[Collection entries]

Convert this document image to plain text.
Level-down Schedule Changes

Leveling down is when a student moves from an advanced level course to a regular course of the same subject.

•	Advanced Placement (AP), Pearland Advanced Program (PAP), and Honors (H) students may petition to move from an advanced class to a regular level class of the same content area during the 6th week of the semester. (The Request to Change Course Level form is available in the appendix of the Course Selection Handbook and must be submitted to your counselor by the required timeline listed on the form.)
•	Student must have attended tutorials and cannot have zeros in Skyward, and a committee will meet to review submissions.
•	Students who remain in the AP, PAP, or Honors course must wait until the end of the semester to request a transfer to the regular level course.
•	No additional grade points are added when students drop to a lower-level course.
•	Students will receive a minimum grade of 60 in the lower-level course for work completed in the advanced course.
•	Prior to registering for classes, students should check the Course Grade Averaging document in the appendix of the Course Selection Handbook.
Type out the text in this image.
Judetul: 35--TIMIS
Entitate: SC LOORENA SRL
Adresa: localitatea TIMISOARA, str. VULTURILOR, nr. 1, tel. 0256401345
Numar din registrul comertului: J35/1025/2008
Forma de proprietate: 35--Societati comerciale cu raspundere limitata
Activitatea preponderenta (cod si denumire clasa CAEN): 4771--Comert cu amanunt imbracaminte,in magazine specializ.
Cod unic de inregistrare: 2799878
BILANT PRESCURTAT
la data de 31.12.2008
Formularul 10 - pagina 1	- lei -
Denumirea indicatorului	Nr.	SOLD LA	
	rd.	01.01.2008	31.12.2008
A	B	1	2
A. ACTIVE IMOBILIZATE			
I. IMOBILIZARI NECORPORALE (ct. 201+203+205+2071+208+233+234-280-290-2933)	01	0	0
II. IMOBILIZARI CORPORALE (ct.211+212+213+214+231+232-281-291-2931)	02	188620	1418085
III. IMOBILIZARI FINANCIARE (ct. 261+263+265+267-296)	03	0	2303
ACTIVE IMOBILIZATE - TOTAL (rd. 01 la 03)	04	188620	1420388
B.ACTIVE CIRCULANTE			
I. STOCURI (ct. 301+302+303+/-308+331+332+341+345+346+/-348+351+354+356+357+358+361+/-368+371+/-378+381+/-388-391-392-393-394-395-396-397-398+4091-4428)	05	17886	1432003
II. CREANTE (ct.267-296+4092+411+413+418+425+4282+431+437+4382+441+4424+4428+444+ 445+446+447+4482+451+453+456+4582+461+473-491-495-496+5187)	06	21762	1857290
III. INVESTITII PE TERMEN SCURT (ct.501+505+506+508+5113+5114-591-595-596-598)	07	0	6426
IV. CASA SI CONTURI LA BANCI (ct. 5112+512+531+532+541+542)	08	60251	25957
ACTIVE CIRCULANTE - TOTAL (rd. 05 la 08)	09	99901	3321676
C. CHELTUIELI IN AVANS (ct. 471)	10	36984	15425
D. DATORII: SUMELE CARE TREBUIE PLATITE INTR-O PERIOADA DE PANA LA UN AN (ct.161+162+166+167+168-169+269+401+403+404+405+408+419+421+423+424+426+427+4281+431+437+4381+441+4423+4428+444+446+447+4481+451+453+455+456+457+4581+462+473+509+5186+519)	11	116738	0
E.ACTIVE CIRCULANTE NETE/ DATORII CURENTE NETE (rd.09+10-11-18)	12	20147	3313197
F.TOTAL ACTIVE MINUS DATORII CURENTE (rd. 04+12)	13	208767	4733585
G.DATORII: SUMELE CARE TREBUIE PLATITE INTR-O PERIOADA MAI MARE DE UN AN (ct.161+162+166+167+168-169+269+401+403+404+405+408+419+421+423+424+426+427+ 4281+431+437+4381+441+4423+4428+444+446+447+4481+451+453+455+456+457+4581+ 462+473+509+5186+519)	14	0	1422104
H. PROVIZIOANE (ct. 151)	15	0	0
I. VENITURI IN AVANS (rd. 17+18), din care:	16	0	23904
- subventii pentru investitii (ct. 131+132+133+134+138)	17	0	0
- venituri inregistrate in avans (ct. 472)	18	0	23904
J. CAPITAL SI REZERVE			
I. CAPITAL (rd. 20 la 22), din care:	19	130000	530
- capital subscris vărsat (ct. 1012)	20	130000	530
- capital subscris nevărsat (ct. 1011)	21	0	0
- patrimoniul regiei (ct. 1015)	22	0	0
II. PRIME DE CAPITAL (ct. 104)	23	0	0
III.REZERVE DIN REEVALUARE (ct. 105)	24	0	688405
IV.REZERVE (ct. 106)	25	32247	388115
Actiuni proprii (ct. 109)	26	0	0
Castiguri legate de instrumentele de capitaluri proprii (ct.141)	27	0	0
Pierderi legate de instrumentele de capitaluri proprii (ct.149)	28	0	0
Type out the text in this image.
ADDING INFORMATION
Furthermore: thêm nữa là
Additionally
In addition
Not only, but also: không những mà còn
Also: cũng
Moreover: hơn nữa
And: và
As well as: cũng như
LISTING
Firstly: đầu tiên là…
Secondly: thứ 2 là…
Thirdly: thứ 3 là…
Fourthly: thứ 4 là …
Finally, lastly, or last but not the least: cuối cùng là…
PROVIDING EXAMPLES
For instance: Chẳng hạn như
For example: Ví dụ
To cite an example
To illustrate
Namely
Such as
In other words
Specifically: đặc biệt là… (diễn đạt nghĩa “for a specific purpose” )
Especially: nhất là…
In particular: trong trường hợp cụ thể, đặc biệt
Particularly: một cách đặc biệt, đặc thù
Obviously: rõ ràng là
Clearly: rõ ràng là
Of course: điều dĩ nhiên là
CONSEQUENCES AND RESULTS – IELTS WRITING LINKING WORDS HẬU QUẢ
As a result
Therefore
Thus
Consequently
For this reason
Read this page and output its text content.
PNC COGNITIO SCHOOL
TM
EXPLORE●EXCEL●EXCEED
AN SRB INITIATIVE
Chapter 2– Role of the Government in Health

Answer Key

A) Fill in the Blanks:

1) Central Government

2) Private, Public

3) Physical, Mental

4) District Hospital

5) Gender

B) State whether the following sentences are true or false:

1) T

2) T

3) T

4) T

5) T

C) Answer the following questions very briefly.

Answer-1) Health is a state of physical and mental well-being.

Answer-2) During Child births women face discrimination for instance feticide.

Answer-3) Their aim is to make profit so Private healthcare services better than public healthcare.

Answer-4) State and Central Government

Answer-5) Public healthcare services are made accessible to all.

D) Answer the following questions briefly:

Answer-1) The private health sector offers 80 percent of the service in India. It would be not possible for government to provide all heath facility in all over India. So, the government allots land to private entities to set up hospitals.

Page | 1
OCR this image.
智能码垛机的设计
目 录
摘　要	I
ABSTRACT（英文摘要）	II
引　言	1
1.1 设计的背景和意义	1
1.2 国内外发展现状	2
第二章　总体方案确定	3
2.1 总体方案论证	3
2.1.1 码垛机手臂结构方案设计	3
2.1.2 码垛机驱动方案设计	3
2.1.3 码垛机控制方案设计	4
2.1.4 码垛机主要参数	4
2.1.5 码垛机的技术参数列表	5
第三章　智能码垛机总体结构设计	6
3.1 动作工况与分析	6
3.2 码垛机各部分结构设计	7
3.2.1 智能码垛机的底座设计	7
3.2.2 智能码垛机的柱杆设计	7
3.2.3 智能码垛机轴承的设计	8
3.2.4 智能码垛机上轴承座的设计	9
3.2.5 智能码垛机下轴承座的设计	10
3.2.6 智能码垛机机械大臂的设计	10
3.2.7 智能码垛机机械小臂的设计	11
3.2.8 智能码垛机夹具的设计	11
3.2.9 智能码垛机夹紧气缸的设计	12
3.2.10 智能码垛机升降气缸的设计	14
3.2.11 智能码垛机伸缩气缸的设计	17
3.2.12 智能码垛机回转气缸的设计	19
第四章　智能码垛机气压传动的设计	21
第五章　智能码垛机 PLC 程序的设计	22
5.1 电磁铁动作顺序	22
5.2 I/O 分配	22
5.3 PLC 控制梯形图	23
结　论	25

#### [The exercise]
Look through the data above. Find each line with the string "services" and copy it.

#### [Solution to this exercise]
Answer-3) Their aim is to make profit so Private healthcare services better than public healthcare.
Answer-5) Public healthcare services are made accessible to all.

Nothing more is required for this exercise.